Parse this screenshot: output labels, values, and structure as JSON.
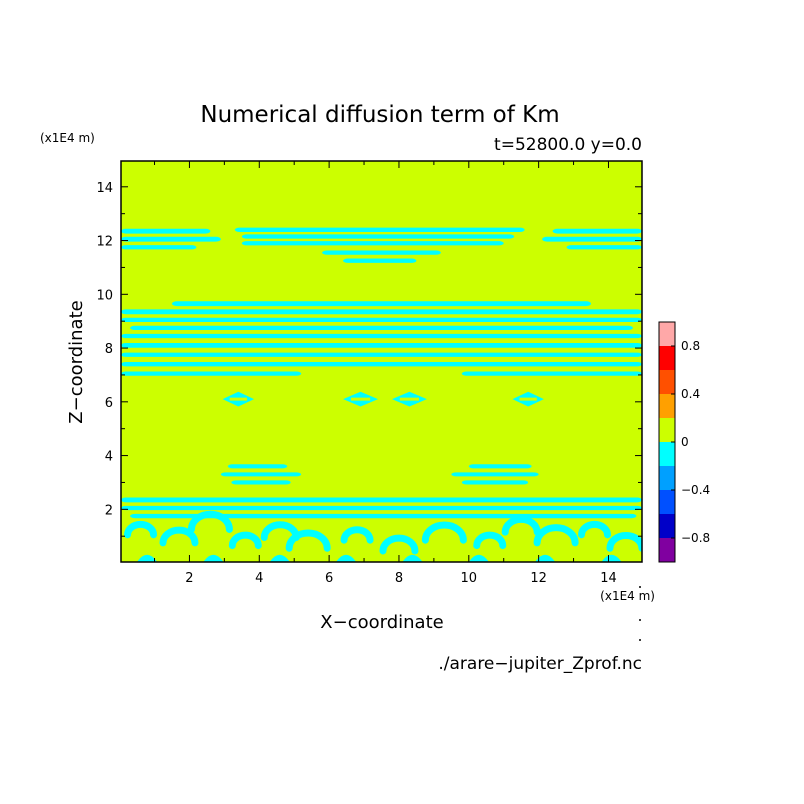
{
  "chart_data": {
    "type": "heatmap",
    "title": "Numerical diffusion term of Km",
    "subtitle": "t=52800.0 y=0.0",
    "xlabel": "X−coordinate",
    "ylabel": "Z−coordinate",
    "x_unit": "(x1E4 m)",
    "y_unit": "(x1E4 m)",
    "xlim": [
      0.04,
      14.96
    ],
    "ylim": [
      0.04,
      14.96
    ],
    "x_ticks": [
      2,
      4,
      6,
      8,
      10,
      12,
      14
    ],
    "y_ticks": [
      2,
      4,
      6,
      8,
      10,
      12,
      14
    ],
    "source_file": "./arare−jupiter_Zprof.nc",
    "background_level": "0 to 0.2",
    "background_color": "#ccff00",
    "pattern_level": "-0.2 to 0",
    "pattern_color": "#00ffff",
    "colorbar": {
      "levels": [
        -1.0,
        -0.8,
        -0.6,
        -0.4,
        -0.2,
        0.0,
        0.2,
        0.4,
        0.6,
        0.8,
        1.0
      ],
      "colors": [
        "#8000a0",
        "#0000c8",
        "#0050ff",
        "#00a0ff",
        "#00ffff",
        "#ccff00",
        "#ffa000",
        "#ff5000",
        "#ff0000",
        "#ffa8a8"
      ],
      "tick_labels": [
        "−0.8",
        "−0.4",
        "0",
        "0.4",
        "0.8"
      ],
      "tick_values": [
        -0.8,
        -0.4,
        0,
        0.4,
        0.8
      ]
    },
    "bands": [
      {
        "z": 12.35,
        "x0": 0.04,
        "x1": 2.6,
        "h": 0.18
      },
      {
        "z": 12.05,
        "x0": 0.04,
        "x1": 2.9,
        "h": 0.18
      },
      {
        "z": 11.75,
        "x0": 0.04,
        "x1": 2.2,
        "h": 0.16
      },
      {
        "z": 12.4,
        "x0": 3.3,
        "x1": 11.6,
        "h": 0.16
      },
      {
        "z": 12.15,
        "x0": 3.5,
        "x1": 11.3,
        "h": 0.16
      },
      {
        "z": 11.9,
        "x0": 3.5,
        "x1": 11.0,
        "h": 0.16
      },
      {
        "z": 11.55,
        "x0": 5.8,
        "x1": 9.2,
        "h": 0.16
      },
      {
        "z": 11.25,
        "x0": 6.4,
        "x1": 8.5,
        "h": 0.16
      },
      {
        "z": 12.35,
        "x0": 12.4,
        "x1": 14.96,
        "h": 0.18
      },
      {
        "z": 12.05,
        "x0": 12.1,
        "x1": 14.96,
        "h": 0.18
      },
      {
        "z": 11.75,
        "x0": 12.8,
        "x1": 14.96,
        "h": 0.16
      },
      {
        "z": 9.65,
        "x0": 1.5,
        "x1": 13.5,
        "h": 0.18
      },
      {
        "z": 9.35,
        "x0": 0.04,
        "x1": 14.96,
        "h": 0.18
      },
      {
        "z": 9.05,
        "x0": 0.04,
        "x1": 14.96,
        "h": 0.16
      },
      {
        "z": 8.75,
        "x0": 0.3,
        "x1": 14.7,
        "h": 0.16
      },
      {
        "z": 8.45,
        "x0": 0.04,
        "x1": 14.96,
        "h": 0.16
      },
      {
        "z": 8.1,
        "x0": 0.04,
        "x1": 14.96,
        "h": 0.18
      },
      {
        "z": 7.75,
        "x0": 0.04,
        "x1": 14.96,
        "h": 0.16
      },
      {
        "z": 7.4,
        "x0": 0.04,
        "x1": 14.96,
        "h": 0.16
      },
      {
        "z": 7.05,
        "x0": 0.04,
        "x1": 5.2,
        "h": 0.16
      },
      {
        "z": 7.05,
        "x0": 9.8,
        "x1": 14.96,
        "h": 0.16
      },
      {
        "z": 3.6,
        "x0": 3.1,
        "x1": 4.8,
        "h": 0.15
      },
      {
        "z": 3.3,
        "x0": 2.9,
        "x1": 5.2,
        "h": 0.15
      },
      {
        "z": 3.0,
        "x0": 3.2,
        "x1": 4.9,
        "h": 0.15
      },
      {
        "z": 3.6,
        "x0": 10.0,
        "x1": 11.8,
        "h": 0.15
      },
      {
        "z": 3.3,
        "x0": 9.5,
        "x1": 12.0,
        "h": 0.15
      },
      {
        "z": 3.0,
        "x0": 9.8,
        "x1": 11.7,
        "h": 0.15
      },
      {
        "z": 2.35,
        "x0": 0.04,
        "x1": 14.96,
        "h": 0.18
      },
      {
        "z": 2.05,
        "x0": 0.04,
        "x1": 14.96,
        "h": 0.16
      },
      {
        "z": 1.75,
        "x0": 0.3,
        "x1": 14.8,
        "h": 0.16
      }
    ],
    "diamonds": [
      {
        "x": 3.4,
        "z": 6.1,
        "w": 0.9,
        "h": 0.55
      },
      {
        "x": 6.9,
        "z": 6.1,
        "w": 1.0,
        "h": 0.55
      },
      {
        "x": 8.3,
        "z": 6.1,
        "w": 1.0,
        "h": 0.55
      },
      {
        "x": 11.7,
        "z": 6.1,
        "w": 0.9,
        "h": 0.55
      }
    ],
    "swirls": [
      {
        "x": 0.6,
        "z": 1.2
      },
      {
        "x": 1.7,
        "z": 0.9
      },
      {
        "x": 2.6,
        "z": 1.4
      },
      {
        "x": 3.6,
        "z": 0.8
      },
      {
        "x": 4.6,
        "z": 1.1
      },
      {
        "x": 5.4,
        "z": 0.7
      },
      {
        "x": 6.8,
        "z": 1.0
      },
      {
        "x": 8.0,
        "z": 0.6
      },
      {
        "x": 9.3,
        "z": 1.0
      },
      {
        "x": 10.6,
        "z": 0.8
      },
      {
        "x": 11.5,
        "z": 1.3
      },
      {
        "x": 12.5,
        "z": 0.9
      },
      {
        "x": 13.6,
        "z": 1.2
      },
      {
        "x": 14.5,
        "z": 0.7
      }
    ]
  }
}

..............................

▶ WORK REQUIRED
The pictures should not be reproduced; quote all of the other material exactly.

▶ ANSWER
Parse this screenshot: output labels, values, and structure as JSON.
{
  "chart_data": {
    "type": "heatmap",
    "title": "Numerical diffusion term of Km",
    "subtitle": "t=52800.0 y=0.0",
    "xlabel": "X−coordinate",
    "ylabel": "Z−coordinate",
    "x_unit": "(x1E4 m)",
    "y_unit": "(x1E4 m)",
    "xlim": [
      0.04,
      14.96
    ],
    "ylim": [
      0.04,
      14.96
    ],
    "x_ticks": [
      2,
      4,
      6,
      8,
      10,
      12,
      14
    ],
    "y_ticks": [
      2,
      4,
      6,
      8,
      10,
      12,
      14
    ],
    "source_file": "./arare−jupiter_Zprof.nc",
    "background_level": "0 to 0.2",
    "background_color": "#ccff00",
    "pattern_level": "-0.2 to 0",
    "pattern_color": "#00ffff",
    "colorbar": {
      "levels": [
        -1.0,
        -0.8,
        -0.6,
        -0.4,
        -0.2,
        0.0,
        0.2,
        0.4,
        0.6,
        0.8,
        1.0
      ],
      "colors": [
        "#8000a0",
        "#0000c8",
        "#0050ff",
        "#00a0ff",
        "#00ffff",
        "#ccff00",
        "#ffa000",
        "#ff5000",
        "#ff0000",
        "#ffa8a8"
      ],
      "tick_labels": [
        "−0.8",
        "−0.4",
        "0",
        "0.4",
        "0.8"
      ],
      "tick_values": [
        -0.8,
        -0.4,
        0,
        0.4,
        0.8
      ]
    },
    "bands": [
      {
        "z": 12.35,
        "x0": 0.04,
        "x1": 2.6,
        "h": 0.18
      },
      {
        "z": 12.05,
        "x0": 0.04,
        "x1": 2.9,
        "h": 0.18
      },
      {
        "z": 11.75,
        "x0": 0.04,
        "x1": 2.2,
        "h": 0.16
      },
      {
        "z": 12.4,
        "x0": 3.3,
        "x1": 11.6,
        "h": 0.16
      },
      {
        "z": 12.15,
        "x0": 3.5,
        "x1": 11.3,
        "h": 0.16
      },
      {
        "z": 11.9,
        "x0": 3.5,
        "x1": 11.0,
        "h": 0.16
      },
      {
        "z": 11.55,
        "x0": 5.8,
        "x1": 9.2,
        "h": 0.16
      },
      {
        "z": 11.25,
        "x0": 6.4,
        "x1": 8.5,
        "h": 0.16
      },
      {
        "z": 12.35,
        "x0": 12.4,
        "x1": 14.96,
        "h": 0.18
      },
      {
        "z": 12.05,
        "x0": 12.1,
        "x1": 14.96,
        "h": 0.18
      },
      {
        "z": 11.75,
        "x0": 12.8,
        "x1": 14.96,
        "h": 0.16
      },
      {
        "z": 9.65,
        "x0": 1.5,
        "x1": 13.5,
        "h": 0.18
      },
      {
        "z": 9.35,
        "x0": 0.04,
        "x1": 14.96,
        "h": 0.18
      },
      {
        "z": 9.05,
        "x0": 0.04,
        "x1": 14.96,
        "h": 0.16
      },
      {
        "z": 8.75,
        "x0": 0.3,
        "x1": 14.7,
        "h": 0.16
      },
      {
        "z": 8.45,
        "x0": 0.04,
        "x1": 14.96,
        "h": 0.16
      },
      {
        "z": 8.1,
        "x0": 0.04,
        "x1": 14.96,
        "h": 0.18
      },
      {
        "z": 7.75,
        "x0": 0.04,
        "x1": 14.96,
        "h": 0.16
      },
      {
        "z": 7.4,
        "x0": 0.04,
        "x1": 14.96,
        "h": 0.16
      },
      {
        "z": 7.05,
        "x0": 0.04,
        "x1": 5.2,
        "h": 0.16
      },
      {
        "z": 7.05,
        "x0": 9.8,
        "x1": 14.96,
        "h": 0.16
      },
      {
        "z": 3.6,
        "x0": 3.1,
        "x1": 4.8,
        "h": 0.15
      },
      {
        "z": 3.3,
        "x0": 2.9,
        "x1": 5.2,
        "h": 0.15
      },
      {
        "z": 3.0,
        "x0": 3.2,
        "x1": 4.9,
        "h": 0.15
      },
      {
        "z": 3.6,
        "x0": 10.0,
        "x1": 11.8,
        "h": 0.15
      },
      {
        "z": 3.3,
        "x0": 9.5,
        "x1": 12.0,
        "h": 0.15
      },
      {
        "z": 3.0,
        "x0": 9.8,
        "x1": 11.7,
        "h": 0.15
      },
      {
        "z": 2.35,
        "x0": 0.04,
        "x1": 14.96,
        "h": 0.18
      },
      {
        "z": 2.05,
        "x0": 0.04,
        "x1": 14.96,
        "h": 0.16
      },
      {
        "z": 1.75,
        "x0": 0.3,
        "x1": 14.8,
        "h": 0.16
      }
    ],
    "diamonds": [
      {
        "x": 3.4,
        "z": 6.1,
        "w": 0.9,
        "h": 0.55
      },
      {
        "x": 6.9,
        "z": 6.1,
        "w": 1.0,
        "h": 0.55
      },
      {
        "x": 8.3,
        "z": 6.1,
        "w": 1.0,
        "h": 0.55
      },
      {
        "x": 11.7,
        "z": 6.1,
        "w": 0.9,
        "h": 0.55
      }
    ],
    "swirls": [
      {
        "x": 0.6,
        "z": 1.2
      },
      {
        "x": 1.7,
        "z": 0.9
      },
      {
        "x": 2.6,
        "z": 1.4
      },
      {
        "x": 3.6,
        "z": 0.8
      },
      {
        "x": 4.6,
        "z": 1.1
      },
      {
        "x": 5.4,
        "z": 0.7
      },
      {
        "x": 6.8,
        "z": 1.0
      },
      {
        "x": 8.0,
        "z": 0.6
      },
      {
        "x": 9.3,
        "z": 1.0
      },
      {
        "x": 10.6,
        "z": 0.8
      },
      {
        "x": 11.5,
        "z": 1.3
      },
      {
        "x": 12.5,
        "z": 0.9
      },
      {
        "x": 13.6,
        "z": 1.2
      },
      {
        "x": 14.5,
        "z": 0.7
      }
    ]
  }
}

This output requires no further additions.